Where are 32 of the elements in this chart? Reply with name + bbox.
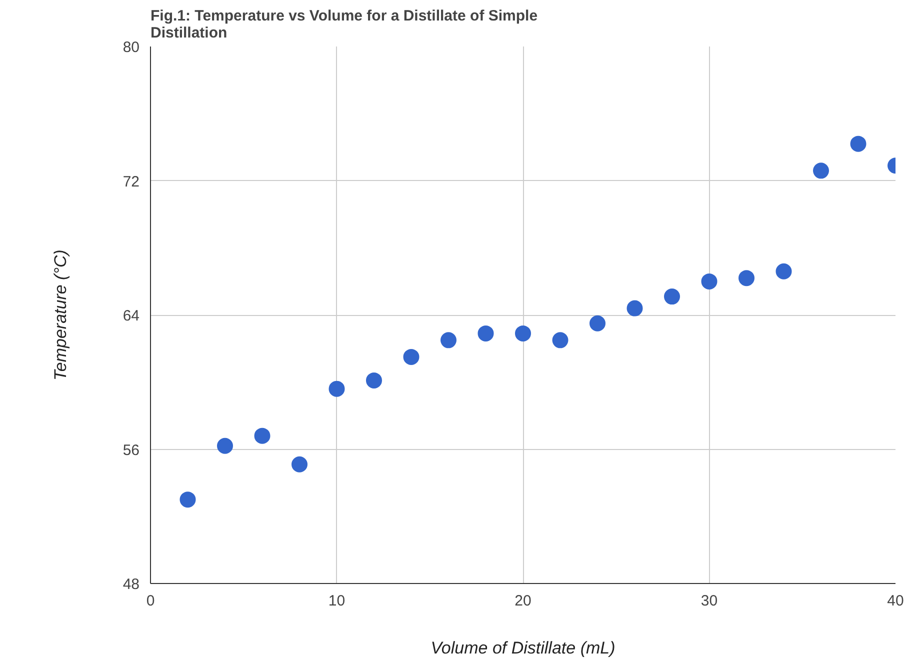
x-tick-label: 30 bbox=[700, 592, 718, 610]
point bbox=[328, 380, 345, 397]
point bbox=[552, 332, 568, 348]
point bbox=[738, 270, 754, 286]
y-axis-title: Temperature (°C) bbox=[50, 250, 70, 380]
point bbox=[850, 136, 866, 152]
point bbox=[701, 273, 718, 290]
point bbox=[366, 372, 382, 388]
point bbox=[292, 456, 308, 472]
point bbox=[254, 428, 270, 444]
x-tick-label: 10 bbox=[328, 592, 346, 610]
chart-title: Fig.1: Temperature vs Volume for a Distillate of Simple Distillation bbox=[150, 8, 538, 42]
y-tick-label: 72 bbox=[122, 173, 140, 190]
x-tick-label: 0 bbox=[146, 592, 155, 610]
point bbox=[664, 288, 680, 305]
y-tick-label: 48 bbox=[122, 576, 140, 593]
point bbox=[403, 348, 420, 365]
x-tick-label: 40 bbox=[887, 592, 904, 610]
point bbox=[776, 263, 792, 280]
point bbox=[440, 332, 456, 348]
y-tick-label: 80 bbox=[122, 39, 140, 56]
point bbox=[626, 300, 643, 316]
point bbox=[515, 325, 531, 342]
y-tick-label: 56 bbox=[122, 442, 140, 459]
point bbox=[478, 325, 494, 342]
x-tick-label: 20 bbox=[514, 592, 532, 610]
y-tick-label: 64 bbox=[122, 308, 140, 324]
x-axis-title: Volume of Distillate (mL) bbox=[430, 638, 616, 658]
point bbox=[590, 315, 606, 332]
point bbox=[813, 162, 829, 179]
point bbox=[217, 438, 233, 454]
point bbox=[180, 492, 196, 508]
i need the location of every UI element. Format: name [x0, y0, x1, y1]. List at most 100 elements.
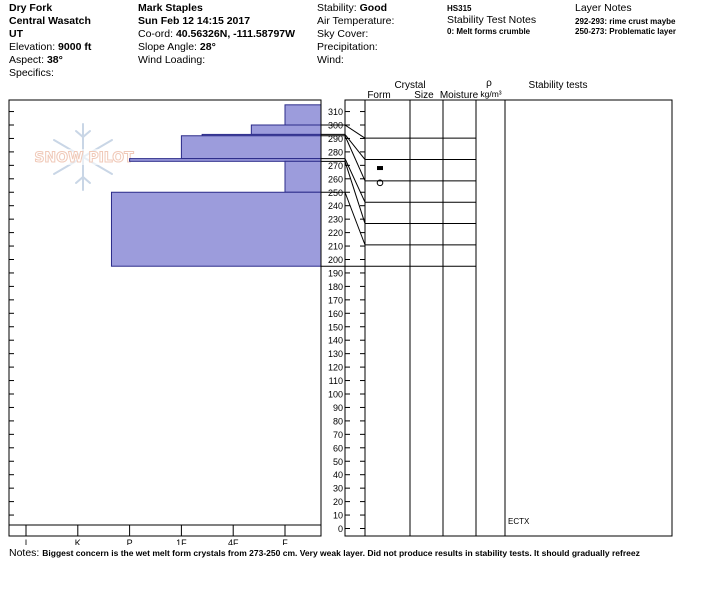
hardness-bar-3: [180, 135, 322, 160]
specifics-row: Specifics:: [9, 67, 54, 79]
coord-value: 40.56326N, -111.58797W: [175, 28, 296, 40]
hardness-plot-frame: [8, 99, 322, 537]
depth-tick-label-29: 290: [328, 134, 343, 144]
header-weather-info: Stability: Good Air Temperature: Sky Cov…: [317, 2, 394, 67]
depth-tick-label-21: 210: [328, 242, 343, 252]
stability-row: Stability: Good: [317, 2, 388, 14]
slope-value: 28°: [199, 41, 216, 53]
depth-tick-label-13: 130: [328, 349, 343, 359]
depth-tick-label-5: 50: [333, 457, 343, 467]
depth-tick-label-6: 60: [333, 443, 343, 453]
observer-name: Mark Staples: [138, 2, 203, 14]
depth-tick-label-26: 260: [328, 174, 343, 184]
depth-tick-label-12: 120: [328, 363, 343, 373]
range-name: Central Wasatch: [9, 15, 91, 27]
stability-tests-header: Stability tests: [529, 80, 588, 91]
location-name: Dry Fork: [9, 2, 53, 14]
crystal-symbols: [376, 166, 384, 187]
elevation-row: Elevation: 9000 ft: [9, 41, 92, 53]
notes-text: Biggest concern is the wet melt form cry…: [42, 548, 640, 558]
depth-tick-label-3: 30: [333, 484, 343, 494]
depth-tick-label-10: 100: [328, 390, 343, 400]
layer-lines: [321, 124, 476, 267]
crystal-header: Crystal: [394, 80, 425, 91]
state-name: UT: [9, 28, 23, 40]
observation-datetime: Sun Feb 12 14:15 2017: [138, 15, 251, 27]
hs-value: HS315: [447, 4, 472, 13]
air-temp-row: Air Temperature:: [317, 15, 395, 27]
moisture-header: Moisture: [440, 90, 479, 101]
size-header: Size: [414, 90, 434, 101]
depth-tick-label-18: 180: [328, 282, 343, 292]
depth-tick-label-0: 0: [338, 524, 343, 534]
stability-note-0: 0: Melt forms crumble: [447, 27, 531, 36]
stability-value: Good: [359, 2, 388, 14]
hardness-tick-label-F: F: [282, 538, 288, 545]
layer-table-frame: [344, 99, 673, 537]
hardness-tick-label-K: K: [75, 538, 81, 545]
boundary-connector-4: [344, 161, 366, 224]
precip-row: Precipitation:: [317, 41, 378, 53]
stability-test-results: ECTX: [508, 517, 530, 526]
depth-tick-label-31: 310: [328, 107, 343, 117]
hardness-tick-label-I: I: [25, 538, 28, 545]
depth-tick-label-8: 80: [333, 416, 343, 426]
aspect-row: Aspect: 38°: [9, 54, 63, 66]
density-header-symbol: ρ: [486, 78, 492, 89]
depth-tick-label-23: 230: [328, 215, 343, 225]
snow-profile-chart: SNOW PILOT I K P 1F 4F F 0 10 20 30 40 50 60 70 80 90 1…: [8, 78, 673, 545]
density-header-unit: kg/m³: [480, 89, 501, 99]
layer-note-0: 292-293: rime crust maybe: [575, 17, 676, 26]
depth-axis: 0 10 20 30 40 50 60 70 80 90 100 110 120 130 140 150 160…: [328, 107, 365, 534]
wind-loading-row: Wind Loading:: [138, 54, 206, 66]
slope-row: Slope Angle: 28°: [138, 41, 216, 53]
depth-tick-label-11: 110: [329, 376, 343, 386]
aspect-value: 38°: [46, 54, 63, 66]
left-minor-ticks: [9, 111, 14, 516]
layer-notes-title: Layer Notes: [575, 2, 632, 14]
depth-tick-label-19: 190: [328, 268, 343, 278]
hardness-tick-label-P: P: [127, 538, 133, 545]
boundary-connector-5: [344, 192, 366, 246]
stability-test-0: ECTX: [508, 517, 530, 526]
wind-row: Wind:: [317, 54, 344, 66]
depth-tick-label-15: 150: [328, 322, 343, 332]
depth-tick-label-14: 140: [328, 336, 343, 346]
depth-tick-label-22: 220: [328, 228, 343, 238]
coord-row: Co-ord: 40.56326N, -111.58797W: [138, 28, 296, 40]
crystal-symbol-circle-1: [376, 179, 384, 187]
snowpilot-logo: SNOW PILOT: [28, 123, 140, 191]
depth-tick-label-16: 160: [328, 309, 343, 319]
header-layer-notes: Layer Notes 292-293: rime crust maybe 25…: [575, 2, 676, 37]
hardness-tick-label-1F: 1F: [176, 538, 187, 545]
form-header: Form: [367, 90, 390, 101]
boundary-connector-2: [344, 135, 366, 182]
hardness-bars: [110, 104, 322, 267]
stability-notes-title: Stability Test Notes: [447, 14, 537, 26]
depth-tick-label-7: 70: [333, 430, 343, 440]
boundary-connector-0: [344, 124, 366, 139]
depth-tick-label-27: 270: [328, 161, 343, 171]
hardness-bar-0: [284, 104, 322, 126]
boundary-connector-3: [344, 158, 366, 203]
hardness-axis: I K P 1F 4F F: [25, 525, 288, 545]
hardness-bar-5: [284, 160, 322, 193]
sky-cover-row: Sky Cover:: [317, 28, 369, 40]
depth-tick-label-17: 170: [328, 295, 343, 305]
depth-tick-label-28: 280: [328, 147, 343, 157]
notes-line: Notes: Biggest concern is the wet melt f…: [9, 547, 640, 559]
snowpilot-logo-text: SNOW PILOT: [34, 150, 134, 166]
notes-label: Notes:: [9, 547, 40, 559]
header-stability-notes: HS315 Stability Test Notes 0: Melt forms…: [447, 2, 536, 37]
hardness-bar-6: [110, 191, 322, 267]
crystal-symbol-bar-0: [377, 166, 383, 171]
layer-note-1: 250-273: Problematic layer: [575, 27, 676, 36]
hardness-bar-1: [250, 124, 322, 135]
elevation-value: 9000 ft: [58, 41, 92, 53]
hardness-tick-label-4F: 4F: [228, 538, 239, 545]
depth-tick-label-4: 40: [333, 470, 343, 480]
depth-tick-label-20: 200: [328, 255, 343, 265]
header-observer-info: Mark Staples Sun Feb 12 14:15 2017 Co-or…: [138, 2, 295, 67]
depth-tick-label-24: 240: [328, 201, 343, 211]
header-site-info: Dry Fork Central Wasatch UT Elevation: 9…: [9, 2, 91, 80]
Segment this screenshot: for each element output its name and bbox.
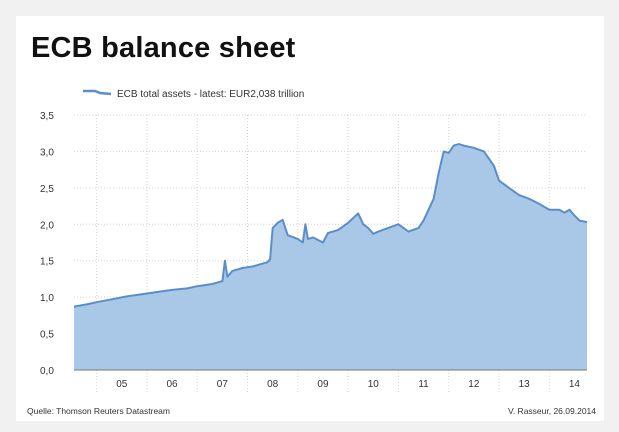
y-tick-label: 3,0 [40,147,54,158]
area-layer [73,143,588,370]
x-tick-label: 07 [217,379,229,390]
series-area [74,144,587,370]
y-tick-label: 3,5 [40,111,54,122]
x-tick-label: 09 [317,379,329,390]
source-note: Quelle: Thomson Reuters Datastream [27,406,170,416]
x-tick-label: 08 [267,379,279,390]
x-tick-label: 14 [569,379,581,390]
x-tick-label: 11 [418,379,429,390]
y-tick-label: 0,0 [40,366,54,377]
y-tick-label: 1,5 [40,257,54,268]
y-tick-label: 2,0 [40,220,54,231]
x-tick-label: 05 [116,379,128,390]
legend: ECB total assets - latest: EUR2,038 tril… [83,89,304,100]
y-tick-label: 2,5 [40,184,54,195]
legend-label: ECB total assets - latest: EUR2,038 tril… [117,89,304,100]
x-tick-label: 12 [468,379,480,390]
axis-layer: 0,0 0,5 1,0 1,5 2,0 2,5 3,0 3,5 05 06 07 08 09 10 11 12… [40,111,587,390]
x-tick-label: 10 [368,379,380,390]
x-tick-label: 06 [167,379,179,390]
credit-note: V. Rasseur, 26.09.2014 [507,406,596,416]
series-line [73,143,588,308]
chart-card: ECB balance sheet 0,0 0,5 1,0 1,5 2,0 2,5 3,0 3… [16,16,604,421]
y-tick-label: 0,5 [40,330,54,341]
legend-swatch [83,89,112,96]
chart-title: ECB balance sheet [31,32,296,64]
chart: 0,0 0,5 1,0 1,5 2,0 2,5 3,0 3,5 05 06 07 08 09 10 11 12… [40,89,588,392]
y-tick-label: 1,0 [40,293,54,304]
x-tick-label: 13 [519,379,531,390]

[TO DO]
Please edit the items starting with the line with "hardness-bar-3: [180, 135, 322, 160]" and going on through the line with "depth-tick-label-3: 30: [333, 484, 343, 494]", replacing "Mark Staples" with "M. Staples" and leaving everything else unchanged. Give back only those lines.

[ANSWER IN FULL]
hardness-bar-3: [180, 135, 322, 160]
specifics-row: Specifics:: [9, 67, 54, 79]
coord-value: 40.56326N, -111.58797W: [175, 28, 296, 40]
hardness-plot-frame: [8, 99, 322, 537]
depth-tick-label-29: 290: [328, 134, 343, 144]
header-weather-info: Stability: Good Air Temperature: Sky Cov…: [317, 2, 394, 67]
depth-tick-label-21: 210: [328, 242, 343, 252]
stability-row: Stability: Good: [317, 2, 388, 14]
slope-value: 28°: [199, 41, 216, 53]
depth-tick-label-13: 130: [328, 349, 343, 359]
depth-tick-label-5: 50: [333, 457, 343, 467]
depth-tick-label-6: 60: [333, 443, 343, 453]
observer-name: M. Staples: [138, 2, 203, 14]
depth-tick-label-26: 260: [328, 174, 343, 184]
depth-tick-label-12: 120: [328, 363, 343, 373]
range-name: Central Wasatch: [9, 15, 91, 27]
stability-tests-header: Stability tests: [529, 80, 588, 91]
location-name: Dry Fork: [9, 2, 53, 14]
crystal-symbols: [376, 166, 384, 187]
elevation-row: Elevation: 9000 ft: [9, 41, 92, 53]
notes-text: Biggest concern is the wet melt form cry…: [42, 548, 640, 558]
depth-tick-label-3: 30: [333, 484, 343, 494]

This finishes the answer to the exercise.